## Begin
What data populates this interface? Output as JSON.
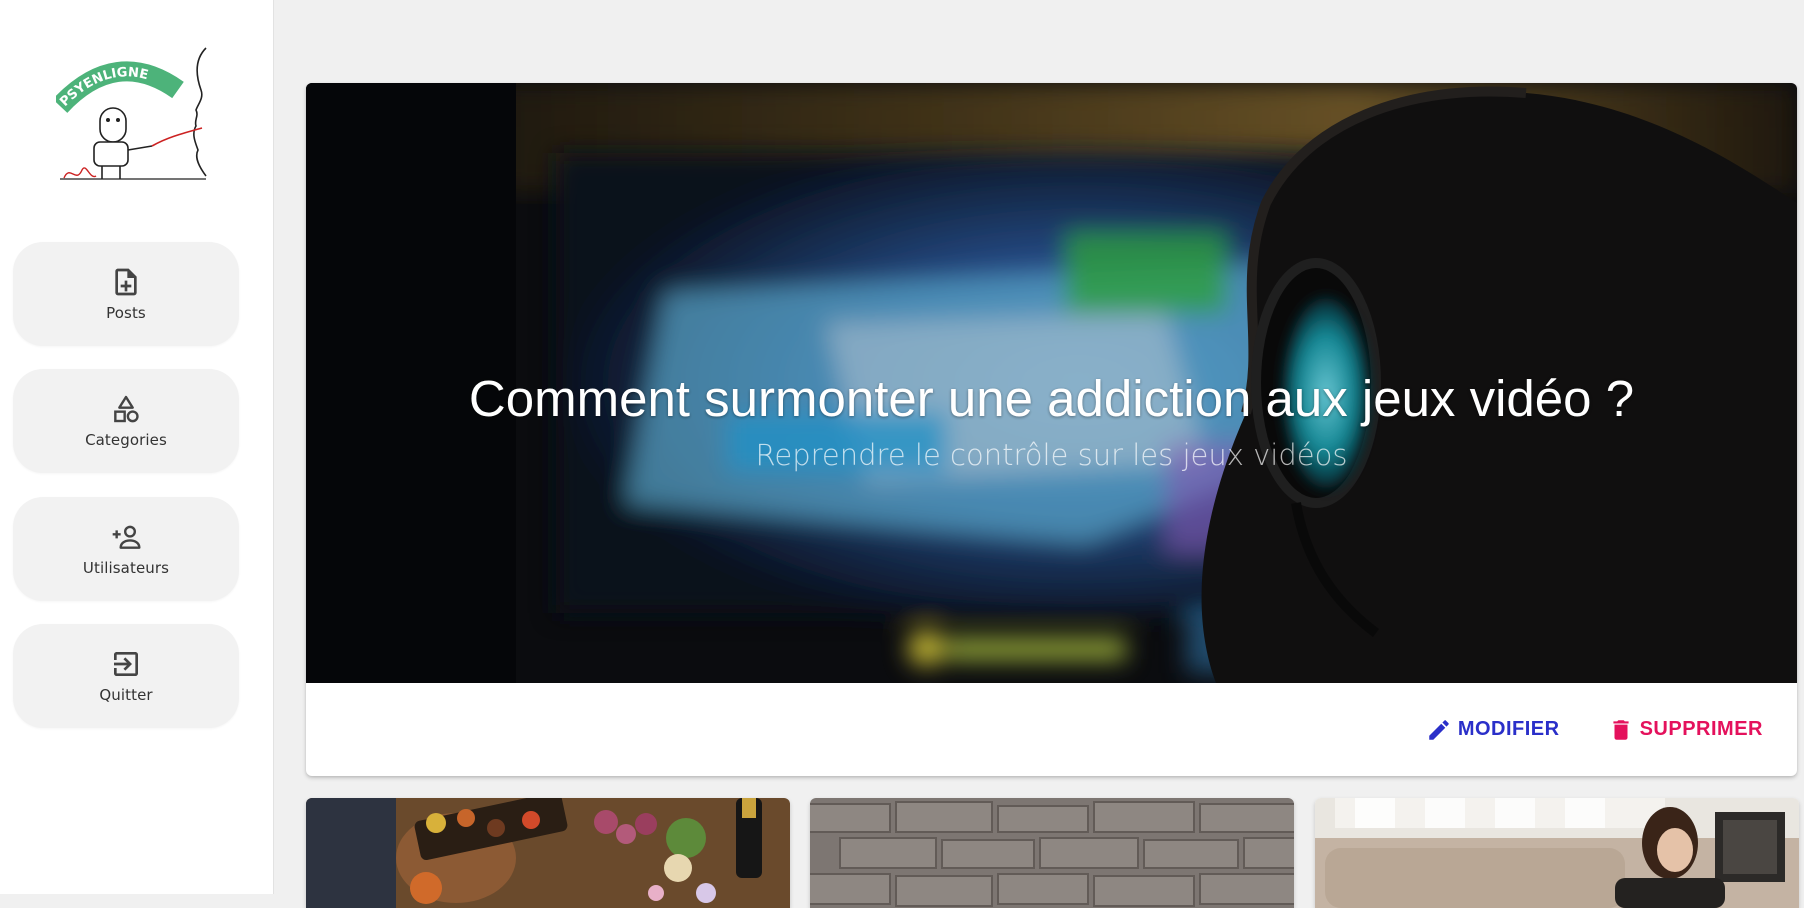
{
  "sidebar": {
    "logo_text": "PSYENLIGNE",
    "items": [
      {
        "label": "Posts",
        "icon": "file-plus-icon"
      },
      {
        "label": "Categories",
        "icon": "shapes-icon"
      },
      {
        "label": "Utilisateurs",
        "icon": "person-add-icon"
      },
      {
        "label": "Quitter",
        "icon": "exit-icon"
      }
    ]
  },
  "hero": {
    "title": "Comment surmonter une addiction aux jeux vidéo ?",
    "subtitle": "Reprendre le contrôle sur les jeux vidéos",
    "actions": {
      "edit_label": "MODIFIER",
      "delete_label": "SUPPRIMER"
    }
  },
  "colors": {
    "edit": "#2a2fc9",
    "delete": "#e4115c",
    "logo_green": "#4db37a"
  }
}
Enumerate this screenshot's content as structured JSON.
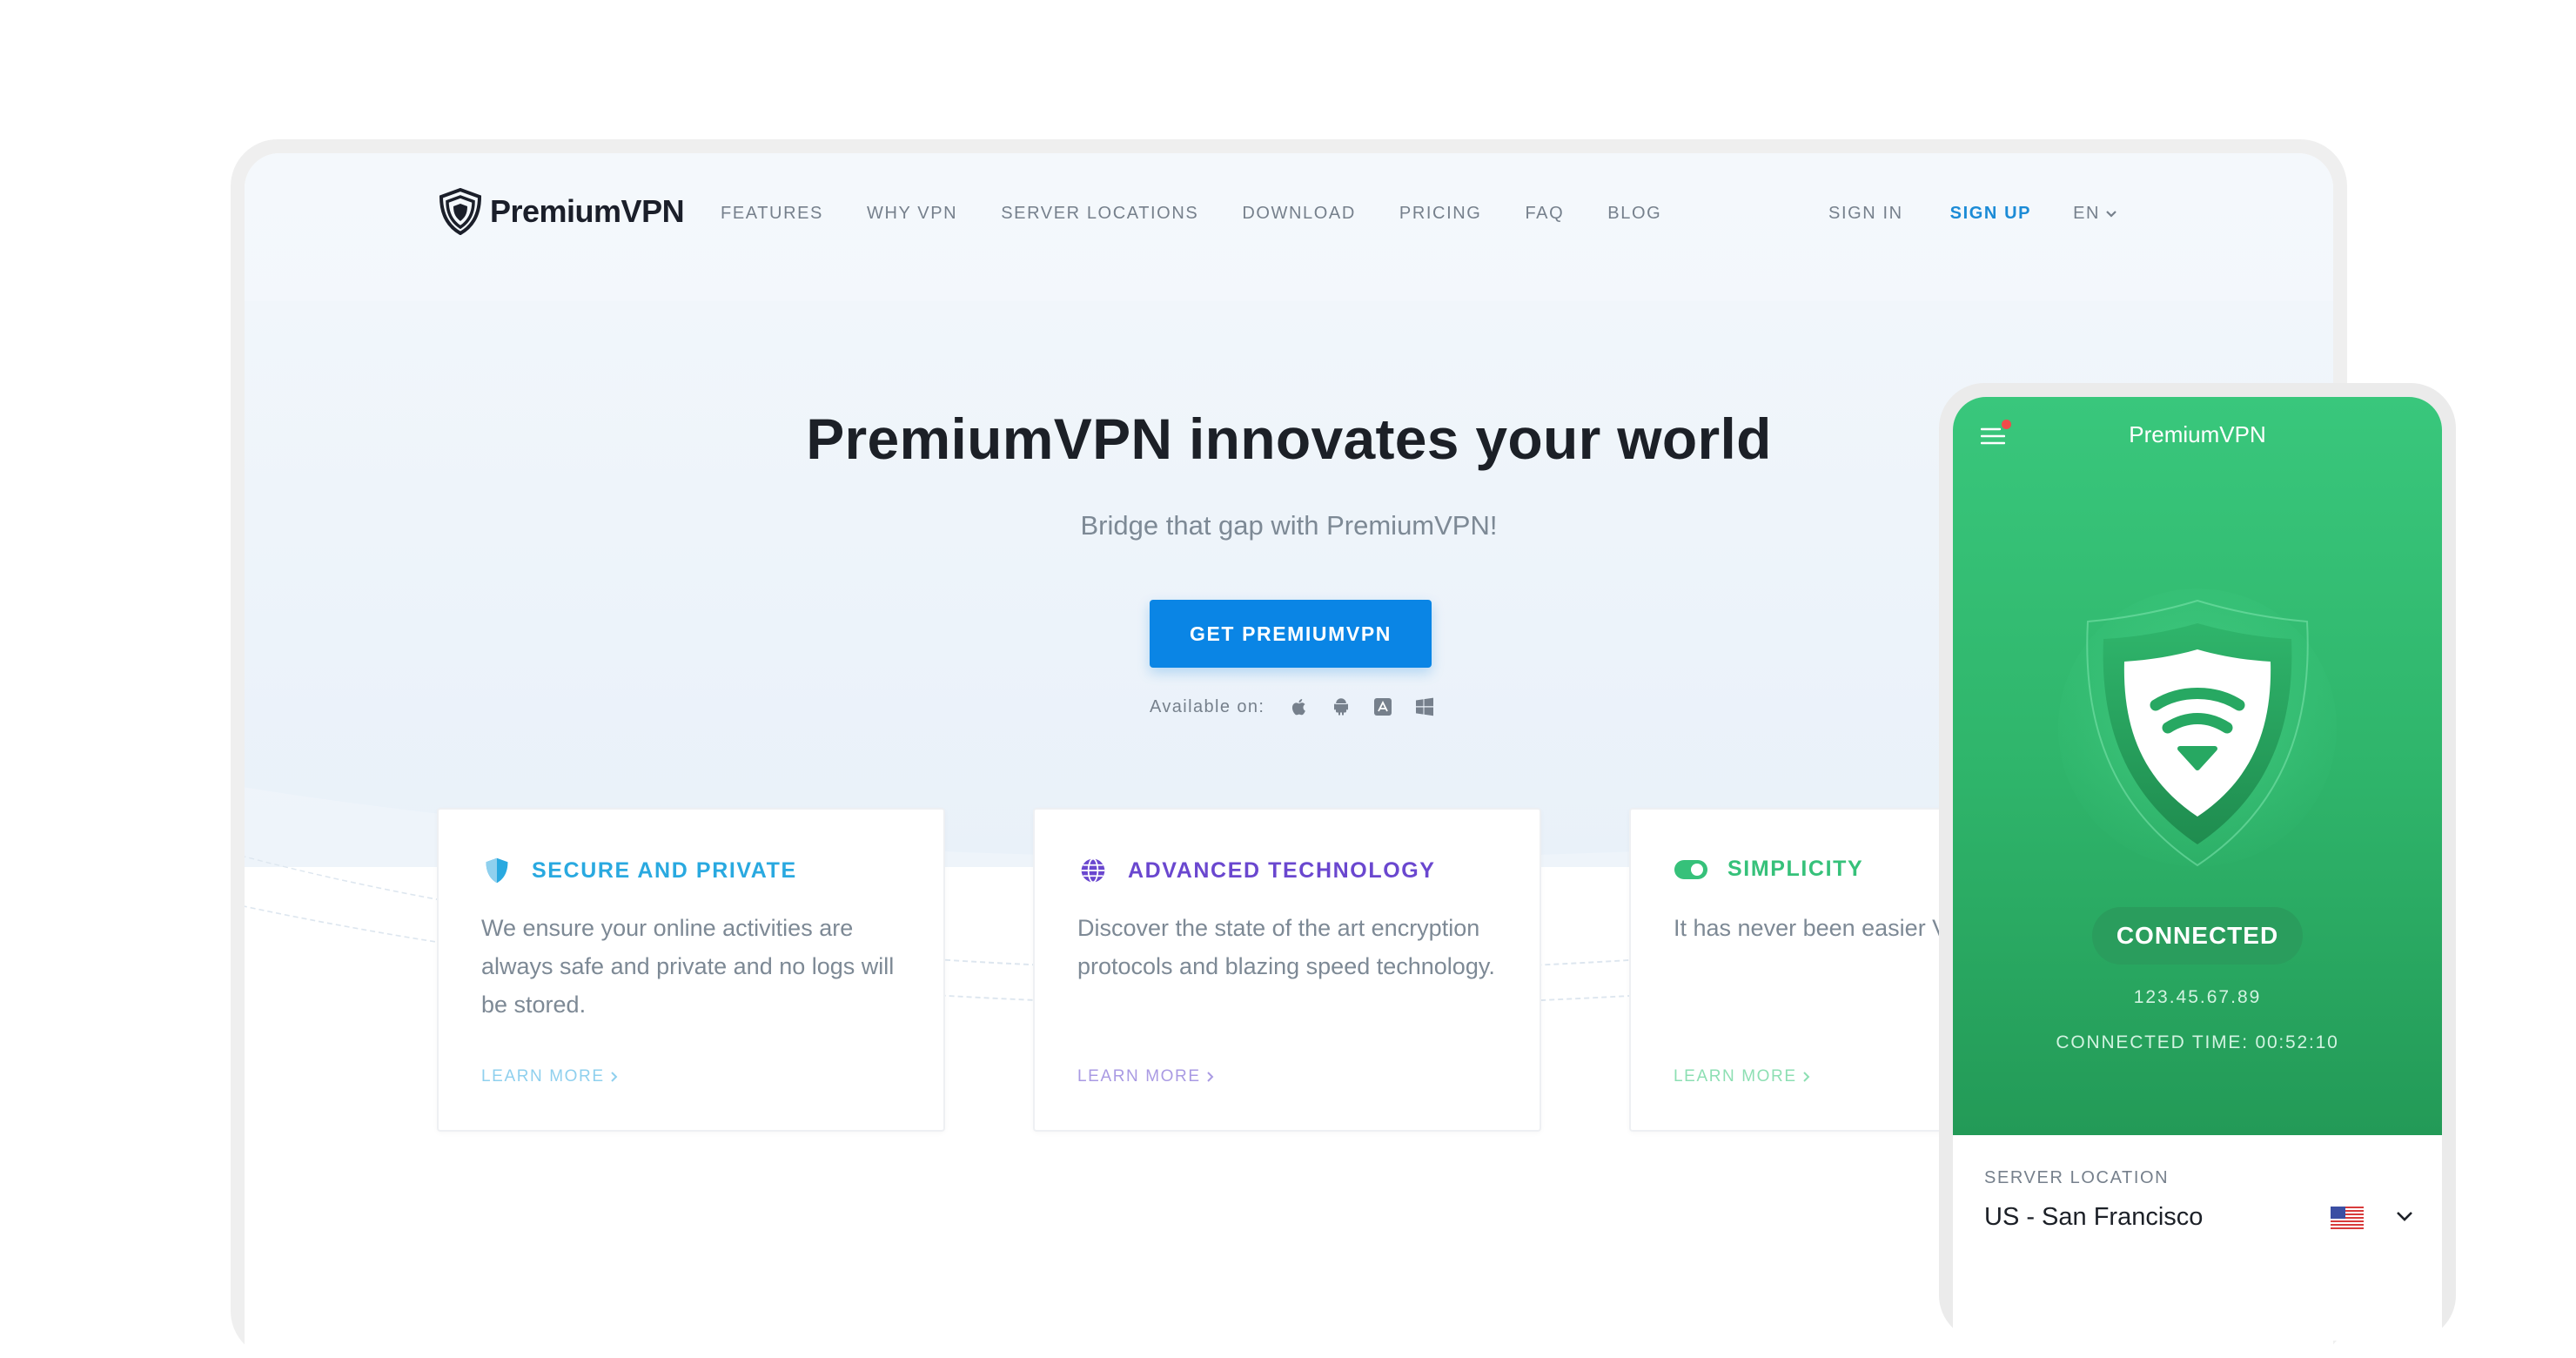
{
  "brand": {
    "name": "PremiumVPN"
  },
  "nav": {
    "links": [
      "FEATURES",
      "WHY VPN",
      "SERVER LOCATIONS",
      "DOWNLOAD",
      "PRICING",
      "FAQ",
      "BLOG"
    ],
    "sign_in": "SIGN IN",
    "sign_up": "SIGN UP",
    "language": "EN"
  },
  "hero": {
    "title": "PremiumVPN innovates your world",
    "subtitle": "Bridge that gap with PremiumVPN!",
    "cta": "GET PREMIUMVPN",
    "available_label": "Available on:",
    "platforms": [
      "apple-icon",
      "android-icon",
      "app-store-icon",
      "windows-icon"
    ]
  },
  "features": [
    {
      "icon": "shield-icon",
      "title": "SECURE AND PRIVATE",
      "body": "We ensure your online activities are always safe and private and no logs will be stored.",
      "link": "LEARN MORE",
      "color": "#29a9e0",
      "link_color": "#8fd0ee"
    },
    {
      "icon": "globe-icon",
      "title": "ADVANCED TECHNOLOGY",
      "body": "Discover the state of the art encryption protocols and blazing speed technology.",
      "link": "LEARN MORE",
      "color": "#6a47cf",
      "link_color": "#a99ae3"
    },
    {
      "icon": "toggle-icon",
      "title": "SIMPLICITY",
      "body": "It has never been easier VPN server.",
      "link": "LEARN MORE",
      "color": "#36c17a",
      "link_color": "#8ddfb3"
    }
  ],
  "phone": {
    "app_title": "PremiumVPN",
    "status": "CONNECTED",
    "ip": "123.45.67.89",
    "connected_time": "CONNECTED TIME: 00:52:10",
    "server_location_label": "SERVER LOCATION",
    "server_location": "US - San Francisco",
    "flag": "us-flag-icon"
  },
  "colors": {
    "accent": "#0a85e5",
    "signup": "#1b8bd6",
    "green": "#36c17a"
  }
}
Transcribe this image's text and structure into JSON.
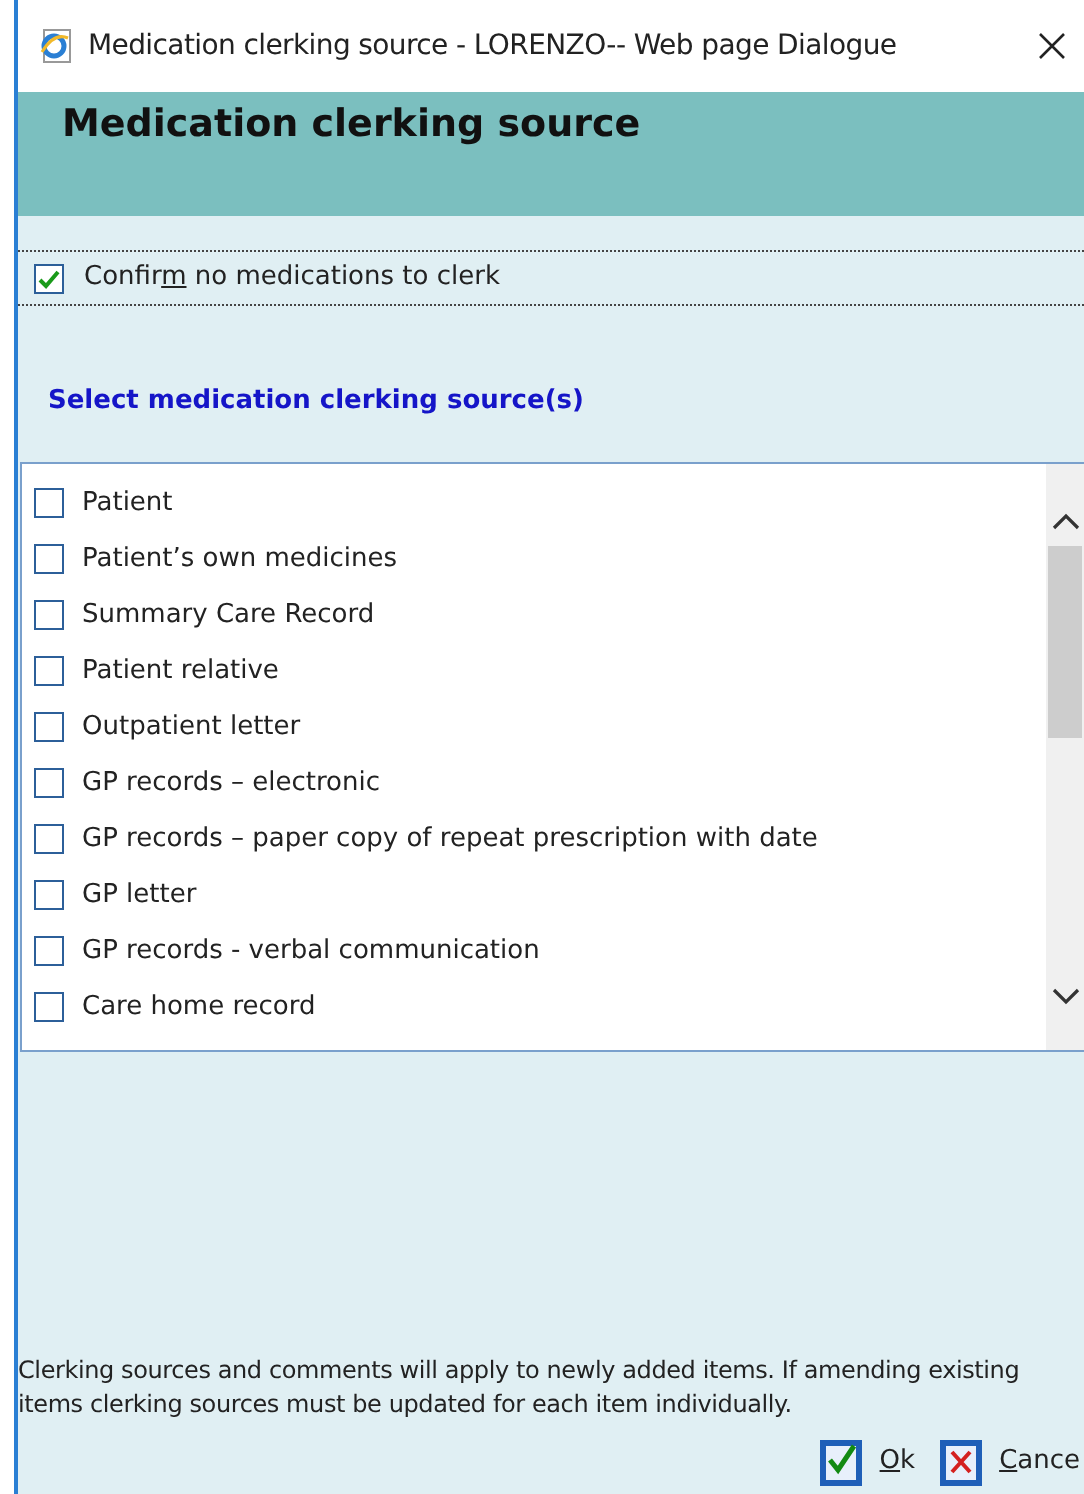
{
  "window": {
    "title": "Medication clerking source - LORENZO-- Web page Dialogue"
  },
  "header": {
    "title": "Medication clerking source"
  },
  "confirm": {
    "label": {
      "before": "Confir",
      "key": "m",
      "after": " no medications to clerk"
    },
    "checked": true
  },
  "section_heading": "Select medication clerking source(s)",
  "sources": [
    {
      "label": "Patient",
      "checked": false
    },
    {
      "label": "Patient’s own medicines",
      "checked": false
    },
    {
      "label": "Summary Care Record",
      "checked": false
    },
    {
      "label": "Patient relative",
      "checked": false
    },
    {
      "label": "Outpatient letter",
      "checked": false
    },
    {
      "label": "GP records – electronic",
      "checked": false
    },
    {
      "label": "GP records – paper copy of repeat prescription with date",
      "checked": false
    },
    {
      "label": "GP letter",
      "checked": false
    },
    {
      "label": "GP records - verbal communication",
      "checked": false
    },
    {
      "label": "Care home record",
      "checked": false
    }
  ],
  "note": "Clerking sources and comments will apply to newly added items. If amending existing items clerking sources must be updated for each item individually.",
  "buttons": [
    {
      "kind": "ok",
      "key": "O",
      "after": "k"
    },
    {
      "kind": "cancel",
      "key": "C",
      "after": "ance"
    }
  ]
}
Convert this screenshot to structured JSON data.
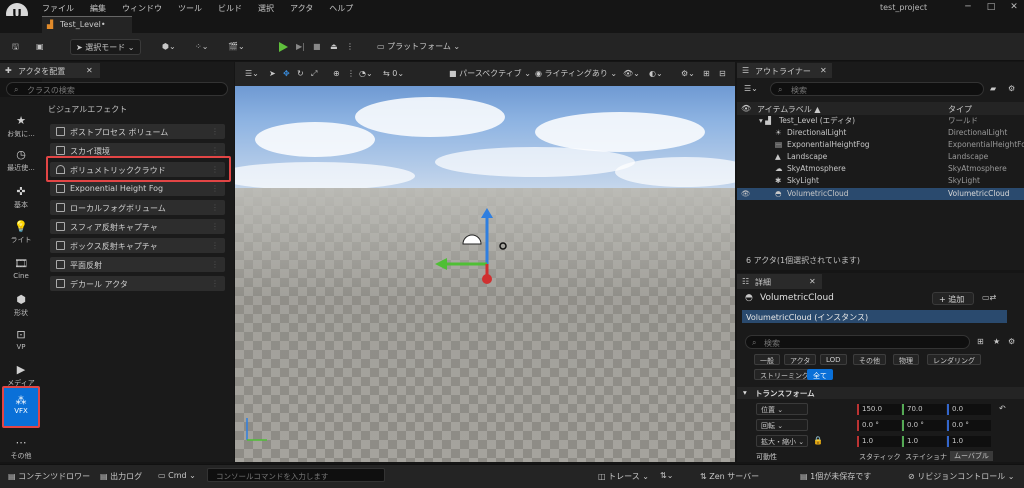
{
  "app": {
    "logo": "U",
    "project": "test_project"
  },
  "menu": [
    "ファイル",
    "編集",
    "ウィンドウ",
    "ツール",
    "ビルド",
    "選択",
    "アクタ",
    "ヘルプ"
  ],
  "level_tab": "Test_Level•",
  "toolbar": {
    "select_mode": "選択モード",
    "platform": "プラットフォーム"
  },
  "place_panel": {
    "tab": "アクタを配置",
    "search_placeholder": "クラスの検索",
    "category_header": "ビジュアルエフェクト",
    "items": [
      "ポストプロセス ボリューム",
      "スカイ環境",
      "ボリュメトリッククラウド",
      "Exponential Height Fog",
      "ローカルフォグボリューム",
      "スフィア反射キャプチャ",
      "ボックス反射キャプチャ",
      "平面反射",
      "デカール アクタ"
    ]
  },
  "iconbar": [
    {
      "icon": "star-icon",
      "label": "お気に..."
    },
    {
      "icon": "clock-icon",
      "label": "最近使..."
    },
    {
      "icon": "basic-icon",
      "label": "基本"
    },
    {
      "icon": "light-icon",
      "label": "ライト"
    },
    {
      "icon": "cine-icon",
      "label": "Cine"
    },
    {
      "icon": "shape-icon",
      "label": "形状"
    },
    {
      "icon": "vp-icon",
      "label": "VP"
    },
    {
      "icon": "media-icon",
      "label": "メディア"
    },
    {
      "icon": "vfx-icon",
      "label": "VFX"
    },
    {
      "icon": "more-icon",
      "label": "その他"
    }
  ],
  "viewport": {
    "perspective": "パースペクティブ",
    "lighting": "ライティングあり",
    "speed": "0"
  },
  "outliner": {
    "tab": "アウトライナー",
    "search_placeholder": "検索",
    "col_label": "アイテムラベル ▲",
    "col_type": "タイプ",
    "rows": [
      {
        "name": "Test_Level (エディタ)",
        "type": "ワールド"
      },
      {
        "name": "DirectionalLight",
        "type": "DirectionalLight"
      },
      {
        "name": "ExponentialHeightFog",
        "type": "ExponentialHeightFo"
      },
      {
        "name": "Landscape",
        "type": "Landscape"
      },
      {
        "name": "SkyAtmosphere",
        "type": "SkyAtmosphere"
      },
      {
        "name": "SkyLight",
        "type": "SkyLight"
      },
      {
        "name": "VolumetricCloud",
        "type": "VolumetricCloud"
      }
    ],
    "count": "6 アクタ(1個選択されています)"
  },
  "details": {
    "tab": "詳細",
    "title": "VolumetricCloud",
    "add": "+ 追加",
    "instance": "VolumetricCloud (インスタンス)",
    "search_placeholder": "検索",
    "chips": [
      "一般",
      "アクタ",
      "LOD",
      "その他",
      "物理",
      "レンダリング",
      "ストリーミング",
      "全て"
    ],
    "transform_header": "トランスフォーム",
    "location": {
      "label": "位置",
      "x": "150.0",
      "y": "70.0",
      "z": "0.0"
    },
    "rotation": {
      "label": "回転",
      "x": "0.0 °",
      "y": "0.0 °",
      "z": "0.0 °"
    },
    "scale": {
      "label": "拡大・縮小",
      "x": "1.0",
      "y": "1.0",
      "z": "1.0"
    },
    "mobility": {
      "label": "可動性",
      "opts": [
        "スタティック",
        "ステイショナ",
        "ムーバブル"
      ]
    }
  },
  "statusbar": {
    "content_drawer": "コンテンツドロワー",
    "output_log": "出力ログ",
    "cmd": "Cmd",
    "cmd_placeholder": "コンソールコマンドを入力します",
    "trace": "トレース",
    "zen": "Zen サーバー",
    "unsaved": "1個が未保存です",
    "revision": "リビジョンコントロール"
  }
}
## End
- DIRECTIVE: Which lines above hold the word "subtitle"? Copy each of them.

- ANSWER TO THE PROBLEM:
    "subtitle": "Reprendre le contrôle sur les jeux vidéos",
    "subtitle": "Bridge that gap with PremiumVPN!",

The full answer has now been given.